[Records from a collection]
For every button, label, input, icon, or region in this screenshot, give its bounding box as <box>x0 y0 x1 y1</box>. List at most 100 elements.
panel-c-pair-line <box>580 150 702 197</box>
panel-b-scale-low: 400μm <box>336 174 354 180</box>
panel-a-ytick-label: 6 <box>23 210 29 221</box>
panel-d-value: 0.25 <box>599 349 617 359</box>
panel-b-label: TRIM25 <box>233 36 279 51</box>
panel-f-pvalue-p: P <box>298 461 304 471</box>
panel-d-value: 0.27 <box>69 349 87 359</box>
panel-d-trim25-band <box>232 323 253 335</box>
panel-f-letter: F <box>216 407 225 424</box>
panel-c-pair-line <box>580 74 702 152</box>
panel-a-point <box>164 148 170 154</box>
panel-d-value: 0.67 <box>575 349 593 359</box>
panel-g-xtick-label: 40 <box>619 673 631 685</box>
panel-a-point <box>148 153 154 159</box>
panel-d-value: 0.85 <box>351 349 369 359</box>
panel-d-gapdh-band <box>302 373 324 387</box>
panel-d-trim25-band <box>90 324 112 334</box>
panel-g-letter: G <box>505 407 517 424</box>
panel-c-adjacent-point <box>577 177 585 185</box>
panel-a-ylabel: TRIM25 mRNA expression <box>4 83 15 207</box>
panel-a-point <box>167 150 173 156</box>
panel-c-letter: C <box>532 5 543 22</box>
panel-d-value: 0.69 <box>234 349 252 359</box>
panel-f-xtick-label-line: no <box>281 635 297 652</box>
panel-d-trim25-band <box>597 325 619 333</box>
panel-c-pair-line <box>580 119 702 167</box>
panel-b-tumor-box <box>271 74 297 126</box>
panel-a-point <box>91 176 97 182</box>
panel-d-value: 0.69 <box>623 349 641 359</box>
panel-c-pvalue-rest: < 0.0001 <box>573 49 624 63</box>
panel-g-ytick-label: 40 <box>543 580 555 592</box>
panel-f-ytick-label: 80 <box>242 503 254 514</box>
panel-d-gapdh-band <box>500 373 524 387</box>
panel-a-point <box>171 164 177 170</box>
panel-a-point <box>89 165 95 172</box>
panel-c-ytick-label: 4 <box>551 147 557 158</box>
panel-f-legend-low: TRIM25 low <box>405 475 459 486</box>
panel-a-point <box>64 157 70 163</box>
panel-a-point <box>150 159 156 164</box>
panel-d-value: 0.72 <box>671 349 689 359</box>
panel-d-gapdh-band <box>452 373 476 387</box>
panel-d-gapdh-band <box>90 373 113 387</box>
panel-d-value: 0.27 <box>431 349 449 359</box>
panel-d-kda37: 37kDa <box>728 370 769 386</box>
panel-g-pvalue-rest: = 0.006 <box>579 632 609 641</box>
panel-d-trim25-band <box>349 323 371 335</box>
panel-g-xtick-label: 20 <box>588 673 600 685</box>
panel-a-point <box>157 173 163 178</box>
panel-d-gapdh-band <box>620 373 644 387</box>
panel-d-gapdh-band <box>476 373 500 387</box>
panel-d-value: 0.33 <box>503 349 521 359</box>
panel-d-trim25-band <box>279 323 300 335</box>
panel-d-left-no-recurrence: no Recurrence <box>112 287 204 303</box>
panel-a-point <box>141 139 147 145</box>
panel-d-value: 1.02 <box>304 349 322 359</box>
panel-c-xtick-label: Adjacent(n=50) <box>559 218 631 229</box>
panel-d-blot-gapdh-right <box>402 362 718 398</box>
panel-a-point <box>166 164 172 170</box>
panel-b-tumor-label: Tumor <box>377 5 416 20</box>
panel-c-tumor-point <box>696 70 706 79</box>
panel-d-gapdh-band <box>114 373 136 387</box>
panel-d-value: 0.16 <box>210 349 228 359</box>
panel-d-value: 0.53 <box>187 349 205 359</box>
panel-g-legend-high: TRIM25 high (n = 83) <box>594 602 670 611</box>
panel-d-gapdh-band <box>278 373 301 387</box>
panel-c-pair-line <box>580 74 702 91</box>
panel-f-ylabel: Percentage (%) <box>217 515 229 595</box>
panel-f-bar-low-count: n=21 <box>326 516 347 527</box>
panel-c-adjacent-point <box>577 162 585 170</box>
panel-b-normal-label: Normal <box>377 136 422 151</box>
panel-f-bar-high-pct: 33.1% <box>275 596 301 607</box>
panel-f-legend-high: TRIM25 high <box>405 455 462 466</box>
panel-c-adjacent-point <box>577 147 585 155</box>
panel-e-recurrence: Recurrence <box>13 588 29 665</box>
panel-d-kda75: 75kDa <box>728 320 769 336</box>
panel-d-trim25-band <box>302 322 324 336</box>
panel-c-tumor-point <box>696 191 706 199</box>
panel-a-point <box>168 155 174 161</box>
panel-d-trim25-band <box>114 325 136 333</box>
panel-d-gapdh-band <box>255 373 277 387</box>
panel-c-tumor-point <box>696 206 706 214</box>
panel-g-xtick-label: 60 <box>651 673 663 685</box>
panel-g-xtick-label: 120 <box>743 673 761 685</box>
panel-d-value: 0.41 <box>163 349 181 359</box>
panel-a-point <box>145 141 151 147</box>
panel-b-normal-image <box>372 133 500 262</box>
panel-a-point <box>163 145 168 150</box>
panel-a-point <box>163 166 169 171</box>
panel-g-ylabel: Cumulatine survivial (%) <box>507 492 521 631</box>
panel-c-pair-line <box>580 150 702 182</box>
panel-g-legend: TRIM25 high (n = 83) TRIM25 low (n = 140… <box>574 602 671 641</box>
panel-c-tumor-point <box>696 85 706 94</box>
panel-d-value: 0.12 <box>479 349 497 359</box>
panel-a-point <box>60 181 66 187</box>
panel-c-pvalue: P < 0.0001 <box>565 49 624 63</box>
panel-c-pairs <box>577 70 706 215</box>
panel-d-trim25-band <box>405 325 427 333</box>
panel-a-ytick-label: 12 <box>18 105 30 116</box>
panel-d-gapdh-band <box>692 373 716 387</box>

TASK DESCRIPTION >> The records above must be repeated exactly, every one of them.

WRITTEN SOLUTION >>
For every button, label, input, icon, or region in this screenshot, give its bounding box as <box>x0 y0 x1 y1</box>. List at most 100 elements.
panel-c-pair-line <box>580 150 702 197</box>
panel-b-scale-low: 400μm <box>336 174 354 180</box>
panel-a-ytick-label: 6 <box>23 210 29 221</box>
panel-d-value: 0.25 <box>599 349 617 359</box>
panel-b-label: TRIM25 <box>233 36 279 51</box>
panel-f-pvalue-p: P <box>298 461 304 471</box>
panel-d-value: 0.27 <box>69 349 87 359</box>
panel-d-trim25-band <box>232 323 253 335</box>
panel-f-letter: F <box>216 407 225 424</box>
panel-c-pair-line <box>580 74 702 152</box>
panel-a-point <box>164 148 170 154</box>
panel-d-value: 0.67 <box>575 349 593 359</box>
panel-g-xtick-label: 40 <box>619 673 631 685</box>
panel-a-point <box>148 153 154 159</box>
panel-d-value: 0.85 <box>351 349 369 359</box>
panel-d-gapdh-band <box>302 373 324 387</box>
panel-d-trim25-band <box>90 324 112 334</box>
panel-g-letter: G <box>505 407 517 424</box>
panel-c-adjacent-point <box>577 177 585 185</box>
panel-a-ylabel: TRIM25 mRNA expression <box>4 83 15 207</box>
panel-a-point <box>167 150 173 156</box>
panel-c-letter: C <box>532 5 543 22</box>
panel-d-value: 0.69 <box>234 349 252 359</box>
panel-f-xtick-label-line: no <box>281 635 297 652</box>
panel-d-trim25-band <box>597 325 619 333</box>
panel-c-pair-line <box>580 119 702 167</box>
panel-b-tumor-box <box>271 74 297 126</box>
panel-a-point <box>91 176 97 182</box>
panel-d-value: 0.69 <box>623 349 641 359</box>
panel-c-pvalue-rest: < 0.0001 <box>573 49 624 63</box>
panel-g-ytick-label: 40 <box>543 580 555 592</box>
panel-f-ytick-label: 80 <box>242 503 254 514</box>
panel-d-gapdh-band <box>500 373 524 387</box>
panel-a-point <box>171 164 177 170</box>
panel-a-point <box>89 165 95 172</box>
panel-c-ytick-label: 4 <box>551 147 557 158</box>
panel-f-legend-low: TRIM25 low <box>405 475 459 486</box>
panel-a-point <box>64 157 70 163</box>
panel-a-point <box>150 159 156 164</box>
panel-d-value: 0.72 <box>671 349 689 359</box>
panel-d-gapdh-band <box>452 373 476 387</box>
panel-d-gapdh-band <box>90 373 113 387</box>
panel-d-value: 0.27 <box>431 349 449 359</box>
panel-d-kda37: 37kDa <box>728 370 769 386</box>
panel-g-pvalue-rest: = 0.006 <box>579 632 609 641</box>
panel-d-trim25-band <box>349 323 371 335</box>
panel-g-xtick-label: 20 <box>588 673 600 685</box>
panel-a-point <box>157 173 163 178</box>
panel-d-gapdh-band <box>620 373 644 387</box>
panel-d-gapdh-band <box>476 373 500 387</box>
panel-d-value: 0.33 <box>503 349 521 359</box>
panel-d-trim25-band <box>279 323 300 335</box>
panel-d-left-no-recurrence: no Recurrence <box>112 287 204 303</box>
panel-a-point <box>141 139 147 145</box>
panel-d-value: 1.02 <box>304 349 322 359</box>
panel-c-xtick-label: Adjacent(n=50) <box>559 218 631 229</box>
panel-d-blot-gapdh-right <box>402 362 718 398</box>
panel-a-point <box>166 164 172 170</box>
panel-b-tumor-label: Tumor <box>377 5 416 20</box>
panel-c-tumor-point <box>696 70 706 79</box>
panel-d-gapdh-band <box>114 373 136 387</box>
panel-d-value: 0.16 <box>210 349 228 359</box>
panel-d-value: 0.53 <box>187 349 205 359</box>
panel-g-legend-high: TRIM25 high (n = 83) <box>594 602 670 611</box>
panel-d-gapdh-band <box>278 373 301 387</box>
panel-c-pair-line <box>580 74 702 91</box>
panel-f-ylabel: Percentage (%) <box>217 515 229 595</box>
panel-f-bar-low-count: n=21 <box>326 516 347 527</box>
panel-c-adjacent-point <box>577 162 585 170</box>
panel-b-normal-label: Normal <box>377 136 422 151</box>
panel-f-bar-high-pct: 33.1% <box>275 596 301 607</box>
panel-f-legend-high: TRIM25 high <box>405 455 462 466</box>
panel-c-adjacent-point <box>577 147 585 155</box>
panel-e-recurrence: Recurrence <box>13 588 29 665</box>
panel-d-kda75: 75kDa <box>728 320 769 336</box>
panel-d-trim25-band <box>302 322 324 336</box>
panel-c-tumor-point <box>696 191 706 199</box>
panel-a-point <box>168 155 174 161</box>
panel-d-trim25-band <box>114 325 136 333</box>
panel-d-gapdh-band <box>255 373 277 387</box>
panel-c-tumor-point <box>696 206 706 214</box>
panel-g-xtick-label: 60 <box>651 673 663 685</box>
panel-g-xtick-label: 120 <box>743 673 761 685</box>
panel-d-value: 0.41 <box>163 349 181 359</box>
panel-a-point <box>145 141 151 147</box>
panel-b-normal-image <box>372 133 500 262</box>
panel-a-point <box>163 145 168 150</box>
panel-a-point <box>163 166 169 171</box>
panel-g-ylabel: Cumulatine survivial (%) <box>507 492 521 631</box>
panel-c-pair-line <box>580 150 702 182</box>
panel-g-legend: TRIM25 high (n = 83) TRIM25 low (n = 140… <box>574 602 671 641</box>
panel-c-tumor-point <box>696 85 706 94</box>
panel-d-value: 0.12 <box>479 349 497 359</box>
panel-a-point <box>60 181 66 187</box>
panel-c-pvalue: P < 0.0001 <box>565 49 624 63</box>
panel-c-pairs <box>577 70 706 215</box>
panel-d-trim25-band <box>405 325 427 333</box>
panel-a-ytick-label: 12 <box>18 105 30 116</box>
panel-d-gapdh-band <box>692 373 716 387</box>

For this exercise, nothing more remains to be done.